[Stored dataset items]
* begin *
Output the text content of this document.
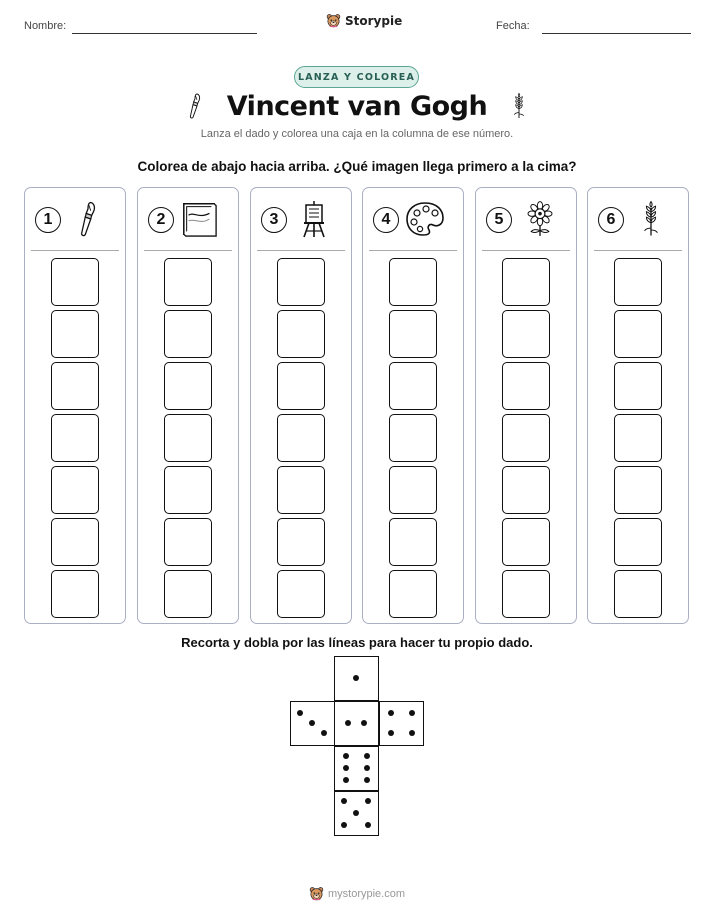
Nombre:	Storypie	Fecha:
LANZA Y COLOREA
Vincent van Gogh

Lanza el dado y colorea una caja en la columna de ese número.

Colorea de abajo hacia arriba. ¿Qué imagen llega primero a la cima?

1	2	3	4	5	6

Recorta y dobla por las líneas para hacer tu propio dado.

mystorypie.com
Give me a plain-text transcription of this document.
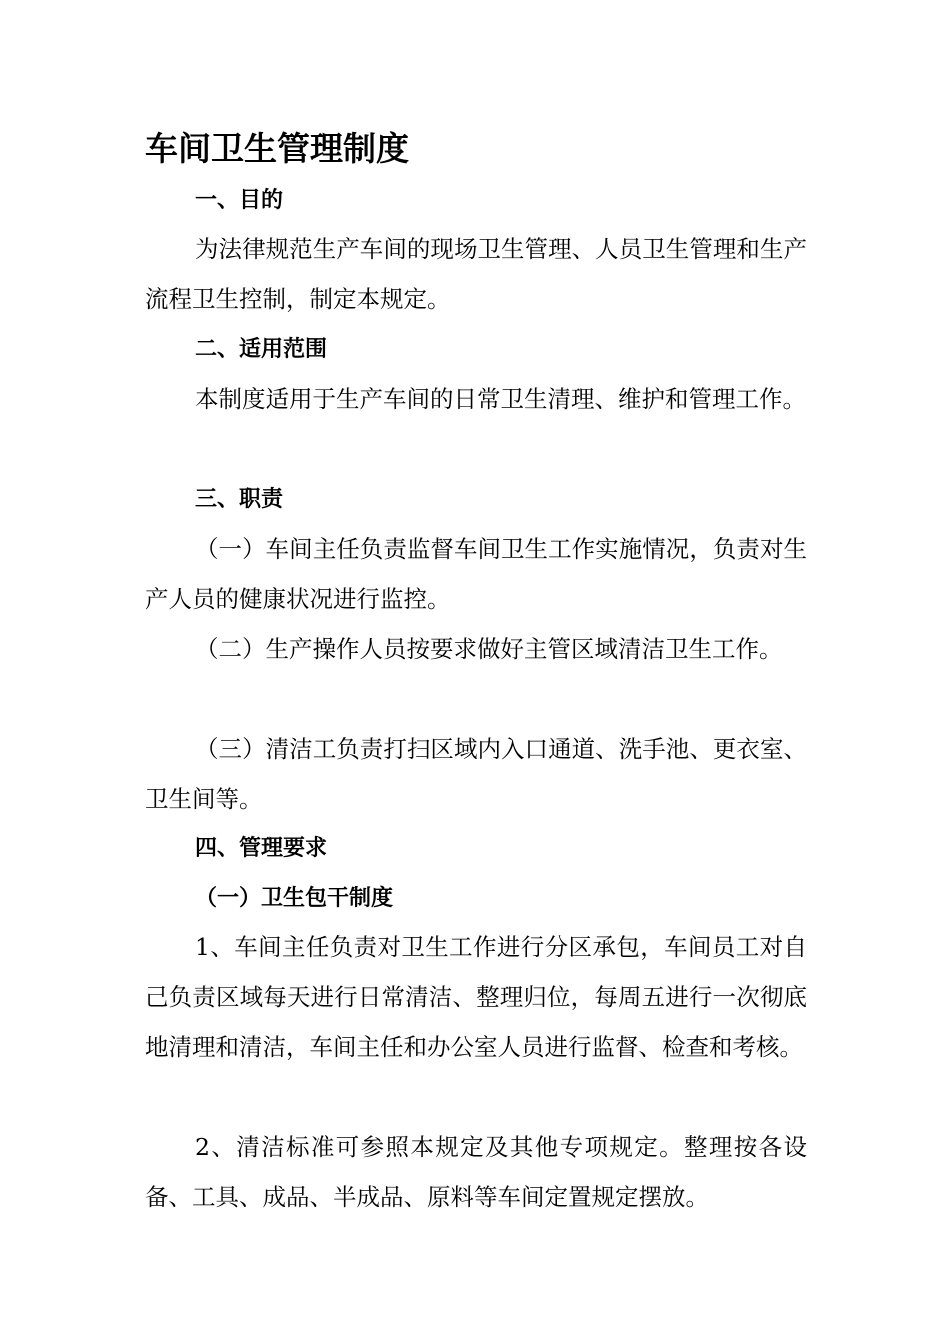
车间卫生管理制度
一、目的
为法律规范生产车间的现场卫生管理、人员卫生管理和生产流程卫生控制，制定本规定。
二、适用范围
本制度适用于生产车间的日常卫生清理、维护和管理工作。
三、职责
（一）车间主任负责监督车间卫生工作实施情况，负责对生产人员的健康状况进行监控。
（二）生产操作人员按要求做好主管区域清洁卫生工作。
（三）清洁工负责打扫区域内入口通道、洗手池、更衣室、卫生间等。
四、管理要求
（一）卫生包干制度
1、车间主任负责对卫生工作进行分区承包，车间员工对自己负责区域每天进行日常清洁、整理归位，每周五进行一次彻底地清理和清洁，车间主任和办公室人员进行监督、检查和考核。
2、清洁标准可参照本规定及其他专项规定。整理按各设备、工具、成品、半成品、原料等车间定置规定摆放。
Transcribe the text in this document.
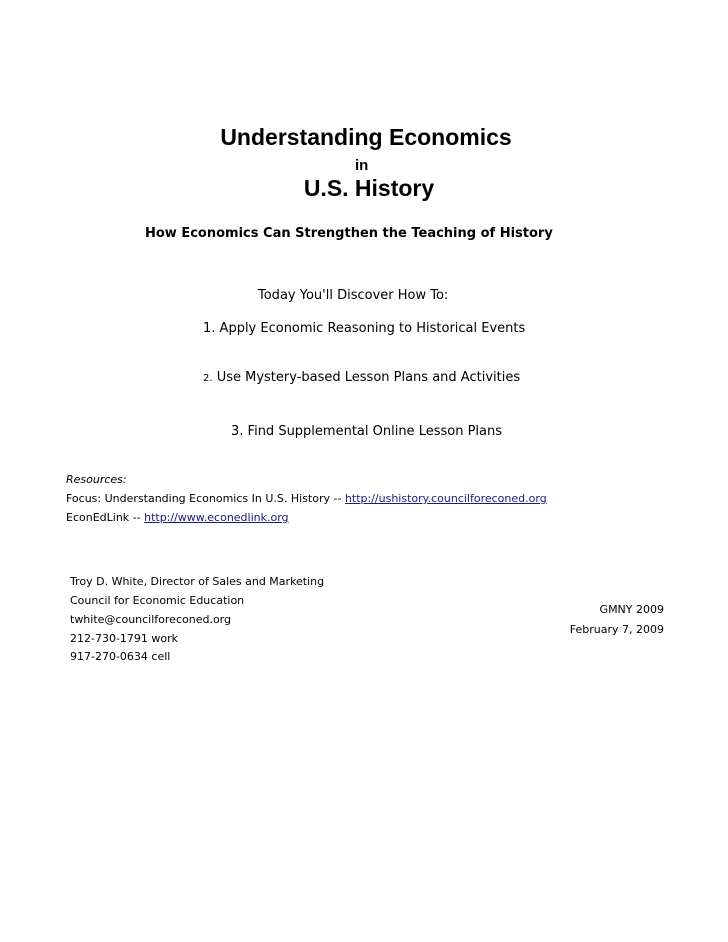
Understanding Economics
in
U.S. History
How Economics Can Strengthen the Teaching of History
Today You'll Discover How To:
1. Apply Economic Reasoning to Historical Events
2. Use Mystery-based Lesson Plans and Activities
3. Find Supplemental Online Lesson Plans
Resources:
Focus: Understanding Economics In U.S. History -- http://ushistory.councilforeconed.org
EconEdLink -- http://www.econedlink.org
Troy D. White, Director of Sales and Marketing
Council for Economic Education
twhite@councilforeconed.org
212-730-1791 work
917-270-0634 cell
GMNY 2009
February 7, 2009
* end *
Work instructions :: Which lines contain the word "History"? Copy each of them.

Exercise output ::
U.S. History
How Economics Can Strengthen the Teaching of History
Focus: Understanding Economics In U.S. History -- http://ushistory.councilforeconed.org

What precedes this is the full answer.